##### Extract provided #####

PgmNr M262: Post-translational mechanisms buffer protein abundance against transcriptional variation.

Authors:
G. A. Churchill 1 ; S. C. Munger 1 ; J. M. Chick 2 ; S. P. Gygi 2


Institutes
1) Jackson Lab, Bar Harbor, ME; 2) Harvard Medical School, Cambridge, MA.


Abstract:

Recent studies have reported low correlation among transcript and protein levels in mouse tissues and human lymphoblastoid cell populations. Here we describe the largest combined RNA-seq and shotgun proteomics study to date, in liver samples from genetically heterogeneous Diversity Outbred (DO) mice. We observe two classes of gene regulation that act on protein levels. Most protein abundance QTL (pQTL) map locally to the gene region and act in cis to affect both message and protein, resulting in high concordance between transcript and protein levels. In stark contrast, proteins with distant pQTL appear largely uncoupled from transcript abundance. We apply a novel conditioning approach to identify causal regulatory proteins and transcripts underlying distant pQTL. We discover that stoichiometric buffering of protein complexes and metabolic pathways is the predominant trans-acting post-translational mechanism that buffers protein levels against cis genetic variation in the protein-coding gene.

##### Data supplied #####

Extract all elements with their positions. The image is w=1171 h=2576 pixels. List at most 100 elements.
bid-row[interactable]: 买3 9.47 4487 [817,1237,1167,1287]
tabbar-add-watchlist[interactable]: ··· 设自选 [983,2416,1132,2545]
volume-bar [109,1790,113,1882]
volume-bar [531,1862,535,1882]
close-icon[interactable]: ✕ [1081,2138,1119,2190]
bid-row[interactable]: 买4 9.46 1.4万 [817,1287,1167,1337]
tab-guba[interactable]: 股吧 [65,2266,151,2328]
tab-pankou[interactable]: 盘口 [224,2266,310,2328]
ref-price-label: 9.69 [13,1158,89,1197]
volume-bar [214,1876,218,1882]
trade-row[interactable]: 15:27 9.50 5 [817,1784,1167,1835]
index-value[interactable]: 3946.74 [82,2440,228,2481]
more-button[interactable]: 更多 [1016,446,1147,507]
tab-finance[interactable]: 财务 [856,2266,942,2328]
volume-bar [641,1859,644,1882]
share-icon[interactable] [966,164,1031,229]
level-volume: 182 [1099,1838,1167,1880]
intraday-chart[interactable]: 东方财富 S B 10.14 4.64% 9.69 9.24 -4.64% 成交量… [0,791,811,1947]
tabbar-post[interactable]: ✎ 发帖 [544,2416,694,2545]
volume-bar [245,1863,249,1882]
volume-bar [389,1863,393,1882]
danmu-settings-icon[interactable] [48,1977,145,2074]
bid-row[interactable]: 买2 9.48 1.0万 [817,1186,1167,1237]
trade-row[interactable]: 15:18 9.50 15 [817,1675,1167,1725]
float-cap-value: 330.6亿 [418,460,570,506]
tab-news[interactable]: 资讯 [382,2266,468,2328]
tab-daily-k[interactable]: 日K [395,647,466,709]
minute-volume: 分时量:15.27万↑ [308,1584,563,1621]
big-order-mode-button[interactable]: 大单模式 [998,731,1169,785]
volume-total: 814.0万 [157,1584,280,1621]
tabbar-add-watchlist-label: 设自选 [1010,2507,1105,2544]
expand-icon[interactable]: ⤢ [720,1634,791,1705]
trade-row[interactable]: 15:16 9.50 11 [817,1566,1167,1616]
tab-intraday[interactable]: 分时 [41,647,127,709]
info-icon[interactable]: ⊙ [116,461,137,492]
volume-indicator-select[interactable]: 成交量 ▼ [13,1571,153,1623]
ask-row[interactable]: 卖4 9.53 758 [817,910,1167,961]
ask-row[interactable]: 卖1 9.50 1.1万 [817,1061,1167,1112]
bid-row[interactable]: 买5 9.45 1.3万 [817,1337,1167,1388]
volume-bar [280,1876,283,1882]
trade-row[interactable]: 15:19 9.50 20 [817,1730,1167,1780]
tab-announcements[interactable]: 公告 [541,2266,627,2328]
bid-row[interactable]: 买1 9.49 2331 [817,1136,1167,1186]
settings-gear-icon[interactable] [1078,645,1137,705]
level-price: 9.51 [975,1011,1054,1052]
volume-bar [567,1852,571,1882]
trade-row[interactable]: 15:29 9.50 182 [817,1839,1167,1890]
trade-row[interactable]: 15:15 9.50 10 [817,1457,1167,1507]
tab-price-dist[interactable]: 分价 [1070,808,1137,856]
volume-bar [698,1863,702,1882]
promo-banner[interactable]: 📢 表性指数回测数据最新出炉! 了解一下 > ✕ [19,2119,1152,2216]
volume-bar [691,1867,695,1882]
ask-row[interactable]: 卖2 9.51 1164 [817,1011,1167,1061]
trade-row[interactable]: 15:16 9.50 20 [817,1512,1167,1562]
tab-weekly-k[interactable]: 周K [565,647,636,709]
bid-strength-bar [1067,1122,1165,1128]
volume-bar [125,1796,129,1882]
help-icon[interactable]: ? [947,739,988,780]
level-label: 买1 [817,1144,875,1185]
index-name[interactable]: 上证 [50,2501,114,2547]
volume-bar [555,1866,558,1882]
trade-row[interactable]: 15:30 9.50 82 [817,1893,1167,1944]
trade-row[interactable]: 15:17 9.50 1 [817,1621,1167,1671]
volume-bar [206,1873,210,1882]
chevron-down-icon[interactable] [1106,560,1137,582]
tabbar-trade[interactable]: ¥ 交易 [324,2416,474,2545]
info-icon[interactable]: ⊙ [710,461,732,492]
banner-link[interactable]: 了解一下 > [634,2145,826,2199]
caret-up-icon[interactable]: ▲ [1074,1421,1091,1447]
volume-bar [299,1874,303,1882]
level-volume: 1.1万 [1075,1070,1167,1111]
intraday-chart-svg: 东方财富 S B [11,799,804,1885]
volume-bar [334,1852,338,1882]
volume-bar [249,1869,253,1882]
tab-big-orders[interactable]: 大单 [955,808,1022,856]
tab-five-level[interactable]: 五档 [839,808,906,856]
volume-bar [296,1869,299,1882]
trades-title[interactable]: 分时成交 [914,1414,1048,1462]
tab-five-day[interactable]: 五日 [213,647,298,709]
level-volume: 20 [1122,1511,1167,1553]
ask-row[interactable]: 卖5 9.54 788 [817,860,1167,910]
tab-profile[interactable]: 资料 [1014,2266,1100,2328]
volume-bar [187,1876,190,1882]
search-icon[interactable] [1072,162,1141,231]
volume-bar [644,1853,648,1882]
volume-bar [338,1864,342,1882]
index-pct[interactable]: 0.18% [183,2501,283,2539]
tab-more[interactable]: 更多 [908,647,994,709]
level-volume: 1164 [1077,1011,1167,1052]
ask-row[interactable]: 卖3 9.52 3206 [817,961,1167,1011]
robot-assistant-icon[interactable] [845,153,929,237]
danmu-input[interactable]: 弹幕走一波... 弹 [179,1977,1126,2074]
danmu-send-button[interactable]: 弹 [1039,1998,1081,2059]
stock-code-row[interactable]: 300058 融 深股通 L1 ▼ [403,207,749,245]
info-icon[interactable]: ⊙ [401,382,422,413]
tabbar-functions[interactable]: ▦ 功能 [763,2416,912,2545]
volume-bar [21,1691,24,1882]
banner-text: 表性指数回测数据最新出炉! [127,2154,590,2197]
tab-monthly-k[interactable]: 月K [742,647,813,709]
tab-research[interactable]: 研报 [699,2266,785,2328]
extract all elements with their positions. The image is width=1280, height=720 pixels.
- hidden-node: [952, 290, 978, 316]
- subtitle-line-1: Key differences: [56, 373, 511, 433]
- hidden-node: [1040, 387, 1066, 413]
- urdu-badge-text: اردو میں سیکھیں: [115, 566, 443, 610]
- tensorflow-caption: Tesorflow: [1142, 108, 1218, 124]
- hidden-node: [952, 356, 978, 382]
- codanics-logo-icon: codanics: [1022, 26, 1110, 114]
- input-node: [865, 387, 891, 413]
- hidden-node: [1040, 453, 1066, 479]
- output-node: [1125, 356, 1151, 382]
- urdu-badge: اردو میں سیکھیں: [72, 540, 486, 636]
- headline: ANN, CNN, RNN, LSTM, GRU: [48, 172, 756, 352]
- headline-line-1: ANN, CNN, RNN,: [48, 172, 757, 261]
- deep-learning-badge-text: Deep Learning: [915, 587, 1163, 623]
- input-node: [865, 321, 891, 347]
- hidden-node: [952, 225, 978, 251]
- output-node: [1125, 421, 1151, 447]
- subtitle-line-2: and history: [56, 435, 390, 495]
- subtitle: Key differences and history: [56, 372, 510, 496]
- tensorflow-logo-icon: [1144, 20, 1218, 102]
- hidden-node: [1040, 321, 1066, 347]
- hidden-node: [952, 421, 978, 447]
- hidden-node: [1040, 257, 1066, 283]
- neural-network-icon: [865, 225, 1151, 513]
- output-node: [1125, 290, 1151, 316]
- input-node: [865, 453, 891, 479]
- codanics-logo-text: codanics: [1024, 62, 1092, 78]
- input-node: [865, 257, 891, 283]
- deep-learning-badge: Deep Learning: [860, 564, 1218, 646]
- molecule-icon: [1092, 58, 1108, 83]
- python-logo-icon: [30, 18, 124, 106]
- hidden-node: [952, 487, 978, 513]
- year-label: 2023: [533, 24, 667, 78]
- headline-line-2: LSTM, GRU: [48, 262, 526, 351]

#####

## What to work on
a) Extract everything in the abstract from "PgmNr M262: Post-translational" down to "School, Cambridge, MA.".
b) According to the abstract, what is the predominant trans-acting post-translational mechanism that buffers protein levels against cis genetic variation in the protein-coding gene?
c) List every author named in the abstract.
The material comes from a different source than the abstract.

## Answers to the exercises
a)
PgmNr M262: Post-translational mechanisms buffer protein abundance against transcriptional variation.

Authors:
G. A. Churchill 1 ; S. C. Munger 1 ; J. M. Chick 2 ; S. P. Gygi 2


Institutes
1) Jackson Lab, Bar Harbor, ME; 2) Harvard Medical School, Cambridge, MA.

b) Stoichiometric buffering of protein complexes and metabolic pathways.

c) G. A. Churchill; S. C. Munger; J. M. Chick; S. P. Gygi